-- start of Input material --
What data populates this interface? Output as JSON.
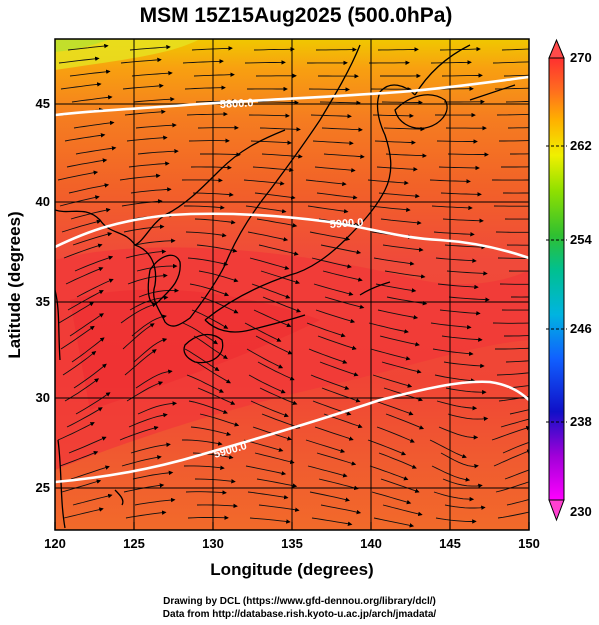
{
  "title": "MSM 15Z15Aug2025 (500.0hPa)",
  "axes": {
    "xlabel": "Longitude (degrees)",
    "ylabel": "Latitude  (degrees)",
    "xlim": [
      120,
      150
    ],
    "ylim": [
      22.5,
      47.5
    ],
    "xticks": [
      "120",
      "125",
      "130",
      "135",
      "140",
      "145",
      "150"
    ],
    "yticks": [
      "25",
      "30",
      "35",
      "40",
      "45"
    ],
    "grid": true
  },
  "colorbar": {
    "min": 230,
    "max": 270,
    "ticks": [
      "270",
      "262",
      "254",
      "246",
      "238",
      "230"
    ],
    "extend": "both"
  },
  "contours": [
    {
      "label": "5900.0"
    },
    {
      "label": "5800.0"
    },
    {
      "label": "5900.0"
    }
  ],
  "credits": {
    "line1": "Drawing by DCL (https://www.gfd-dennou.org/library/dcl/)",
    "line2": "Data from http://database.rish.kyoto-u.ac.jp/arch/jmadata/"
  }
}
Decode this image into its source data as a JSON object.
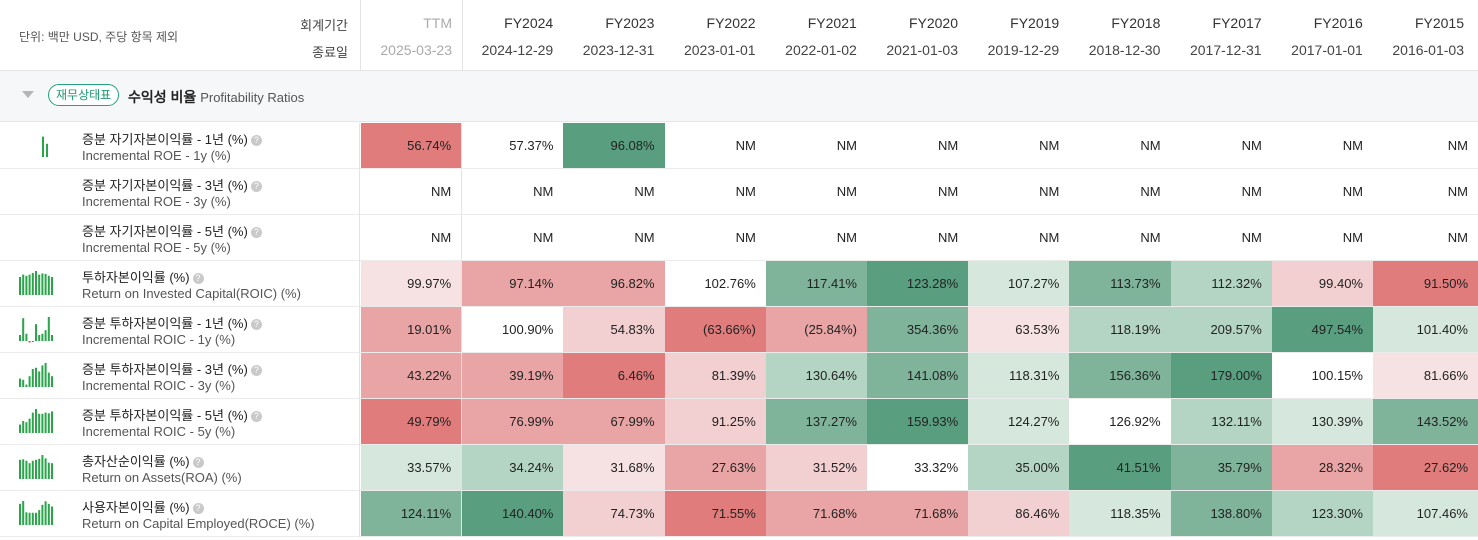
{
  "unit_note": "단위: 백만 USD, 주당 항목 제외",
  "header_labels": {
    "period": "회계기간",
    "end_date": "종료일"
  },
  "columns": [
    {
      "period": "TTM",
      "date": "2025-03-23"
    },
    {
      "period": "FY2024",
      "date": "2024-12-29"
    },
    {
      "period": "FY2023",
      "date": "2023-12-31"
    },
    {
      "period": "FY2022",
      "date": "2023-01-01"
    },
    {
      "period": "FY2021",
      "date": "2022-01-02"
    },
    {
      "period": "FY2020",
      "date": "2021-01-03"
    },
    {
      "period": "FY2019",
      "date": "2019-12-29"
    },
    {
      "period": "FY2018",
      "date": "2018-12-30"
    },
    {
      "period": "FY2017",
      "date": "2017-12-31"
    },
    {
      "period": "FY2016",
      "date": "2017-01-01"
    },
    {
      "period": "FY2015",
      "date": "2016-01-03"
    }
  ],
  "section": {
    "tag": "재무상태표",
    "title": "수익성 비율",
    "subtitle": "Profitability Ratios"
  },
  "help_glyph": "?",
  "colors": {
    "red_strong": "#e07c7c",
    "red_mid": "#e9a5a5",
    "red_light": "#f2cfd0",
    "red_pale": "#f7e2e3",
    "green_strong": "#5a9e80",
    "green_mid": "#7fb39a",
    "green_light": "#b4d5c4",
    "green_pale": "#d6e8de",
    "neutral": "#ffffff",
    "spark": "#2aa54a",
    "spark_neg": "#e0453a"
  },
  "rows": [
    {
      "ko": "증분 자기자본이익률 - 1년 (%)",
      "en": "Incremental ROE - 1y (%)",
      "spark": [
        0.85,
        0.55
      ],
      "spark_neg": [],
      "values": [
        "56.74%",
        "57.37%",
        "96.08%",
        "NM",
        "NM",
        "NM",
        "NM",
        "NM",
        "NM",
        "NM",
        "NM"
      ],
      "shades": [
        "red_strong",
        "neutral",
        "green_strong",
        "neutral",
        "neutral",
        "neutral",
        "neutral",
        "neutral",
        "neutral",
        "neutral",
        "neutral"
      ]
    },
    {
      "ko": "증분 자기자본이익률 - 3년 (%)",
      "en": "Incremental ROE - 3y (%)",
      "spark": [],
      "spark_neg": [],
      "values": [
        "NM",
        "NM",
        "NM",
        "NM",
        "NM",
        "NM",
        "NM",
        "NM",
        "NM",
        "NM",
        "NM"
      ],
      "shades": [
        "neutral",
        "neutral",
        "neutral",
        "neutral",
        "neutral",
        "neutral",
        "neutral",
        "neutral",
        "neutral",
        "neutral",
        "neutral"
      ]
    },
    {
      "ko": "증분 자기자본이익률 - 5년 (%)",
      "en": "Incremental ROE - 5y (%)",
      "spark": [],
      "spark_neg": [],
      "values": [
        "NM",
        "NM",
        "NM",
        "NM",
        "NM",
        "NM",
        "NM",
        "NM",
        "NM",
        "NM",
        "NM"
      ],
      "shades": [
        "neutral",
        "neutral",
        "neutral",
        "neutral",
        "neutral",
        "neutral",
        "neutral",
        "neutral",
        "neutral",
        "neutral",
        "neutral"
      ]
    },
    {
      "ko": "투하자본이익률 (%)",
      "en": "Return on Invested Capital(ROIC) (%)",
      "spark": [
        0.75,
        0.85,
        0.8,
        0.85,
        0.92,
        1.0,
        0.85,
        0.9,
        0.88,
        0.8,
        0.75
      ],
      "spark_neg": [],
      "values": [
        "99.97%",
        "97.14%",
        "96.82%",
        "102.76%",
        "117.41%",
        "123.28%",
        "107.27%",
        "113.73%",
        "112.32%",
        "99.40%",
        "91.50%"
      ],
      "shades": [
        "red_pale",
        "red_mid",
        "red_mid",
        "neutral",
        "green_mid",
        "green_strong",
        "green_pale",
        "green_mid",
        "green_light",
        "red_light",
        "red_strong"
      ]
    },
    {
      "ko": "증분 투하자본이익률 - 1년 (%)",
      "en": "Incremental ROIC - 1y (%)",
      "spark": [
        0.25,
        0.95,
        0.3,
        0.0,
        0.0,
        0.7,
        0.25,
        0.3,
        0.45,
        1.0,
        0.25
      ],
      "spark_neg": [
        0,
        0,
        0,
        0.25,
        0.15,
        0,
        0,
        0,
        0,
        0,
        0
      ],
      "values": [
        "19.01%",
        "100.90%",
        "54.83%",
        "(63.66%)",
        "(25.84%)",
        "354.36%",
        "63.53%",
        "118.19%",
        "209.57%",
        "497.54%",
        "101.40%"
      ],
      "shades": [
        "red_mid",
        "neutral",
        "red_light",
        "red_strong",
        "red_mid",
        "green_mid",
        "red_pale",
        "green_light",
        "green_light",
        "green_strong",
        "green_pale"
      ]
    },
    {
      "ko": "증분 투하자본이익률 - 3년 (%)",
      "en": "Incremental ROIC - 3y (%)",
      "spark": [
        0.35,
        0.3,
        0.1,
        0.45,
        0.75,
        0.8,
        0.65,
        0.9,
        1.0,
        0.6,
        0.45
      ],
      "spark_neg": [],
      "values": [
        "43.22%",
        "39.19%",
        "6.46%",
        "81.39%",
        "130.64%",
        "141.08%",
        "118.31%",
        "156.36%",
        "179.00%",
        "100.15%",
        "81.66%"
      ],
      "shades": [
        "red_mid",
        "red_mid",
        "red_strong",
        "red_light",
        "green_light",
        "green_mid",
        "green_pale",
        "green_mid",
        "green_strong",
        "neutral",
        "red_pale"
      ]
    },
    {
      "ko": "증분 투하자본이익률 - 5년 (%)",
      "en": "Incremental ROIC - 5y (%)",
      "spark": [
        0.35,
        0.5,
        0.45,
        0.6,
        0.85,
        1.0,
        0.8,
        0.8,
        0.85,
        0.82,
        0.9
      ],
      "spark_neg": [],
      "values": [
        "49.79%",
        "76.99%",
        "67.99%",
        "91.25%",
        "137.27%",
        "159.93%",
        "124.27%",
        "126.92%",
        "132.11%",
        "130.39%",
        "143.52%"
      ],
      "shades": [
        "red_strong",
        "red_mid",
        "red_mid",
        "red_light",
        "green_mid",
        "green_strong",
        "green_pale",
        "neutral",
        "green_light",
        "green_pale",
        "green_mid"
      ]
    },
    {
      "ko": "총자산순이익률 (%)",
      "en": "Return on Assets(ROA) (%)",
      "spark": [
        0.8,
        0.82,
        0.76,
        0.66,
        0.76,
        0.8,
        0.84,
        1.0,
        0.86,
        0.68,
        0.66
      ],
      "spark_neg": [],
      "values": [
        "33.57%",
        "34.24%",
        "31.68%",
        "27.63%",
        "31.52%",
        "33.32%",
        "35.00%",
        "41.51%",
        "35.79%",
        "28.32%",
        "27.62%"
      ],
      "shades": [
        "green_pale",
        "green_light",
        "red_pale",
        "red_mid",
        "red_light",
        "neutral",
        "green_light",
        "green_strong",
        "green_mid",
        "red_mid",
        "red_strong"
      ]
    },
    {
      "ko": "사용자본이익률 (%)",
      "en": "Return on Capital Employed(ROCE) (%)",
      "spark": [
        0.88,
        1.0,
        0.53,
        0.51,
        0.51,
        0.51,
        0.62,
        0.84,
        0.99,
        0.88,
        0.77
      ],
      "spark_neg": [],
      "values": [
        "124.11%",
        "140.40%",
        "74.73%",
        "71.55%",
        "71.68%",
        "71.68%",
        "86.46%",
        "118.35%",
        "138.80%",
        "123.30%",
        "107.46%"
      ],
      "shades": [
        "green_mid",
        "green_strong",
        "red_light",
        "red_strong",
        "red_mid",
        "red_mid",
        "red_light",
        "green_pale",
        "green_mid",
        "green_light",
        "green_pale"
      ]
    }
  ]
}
-- end of Input material --
• **Exercise directions**:
Track down all lines above with the string "JSON" and copy them.

• **Output for this task**:
What data populates this interface? Output as JSON.
Decode this image into its source data as a JSON object.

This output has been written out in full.